[What the task asks]:
Wherever the string "text" appears in the listing, copy that line.
##### Material for this task #####
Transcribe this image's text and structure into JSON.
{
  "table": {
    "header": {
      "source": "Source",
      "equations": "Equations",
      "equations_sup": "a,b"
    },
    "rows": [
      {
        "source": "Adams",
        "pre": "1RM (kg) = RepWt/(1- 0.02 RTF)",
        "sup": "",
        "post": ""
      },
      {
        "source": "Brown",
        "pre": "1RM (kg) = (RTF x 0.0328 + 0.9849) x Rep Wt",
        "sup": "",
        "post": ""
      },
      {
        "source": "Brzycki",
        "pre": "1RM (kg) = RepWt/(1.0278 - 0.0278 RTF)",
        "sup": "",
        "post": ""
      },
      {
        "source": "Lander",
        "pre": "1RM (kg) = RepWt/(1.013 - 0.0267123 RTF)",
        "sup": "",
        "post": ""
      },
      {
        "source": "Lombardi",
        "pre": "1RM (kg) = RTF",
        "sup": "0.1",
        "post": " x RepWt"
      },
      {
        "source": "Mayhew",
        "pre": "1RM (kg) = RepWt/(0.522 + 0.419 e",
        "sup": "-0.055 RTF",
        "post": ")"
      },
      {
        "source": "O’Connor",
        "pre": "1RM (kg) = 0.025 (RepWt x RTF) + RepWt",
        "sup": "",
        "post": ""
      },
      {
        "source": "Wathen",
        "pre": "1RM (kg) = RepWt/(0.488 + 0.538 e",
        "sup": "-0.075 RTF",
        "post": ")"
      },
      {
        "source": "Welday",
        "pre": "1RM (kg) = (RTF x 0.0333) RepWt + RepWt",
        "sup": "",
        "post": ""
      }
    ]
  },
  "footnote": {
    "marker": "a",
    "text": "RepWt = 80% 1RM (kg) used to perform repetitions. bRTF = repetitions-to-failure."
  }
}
#####
[Written response]:
Transcribe this image's text and structure into JSON.
    "text": "RepWt = 80% 1RM (kg) used to perform repetitions. bRTF = repetitions-to-failure."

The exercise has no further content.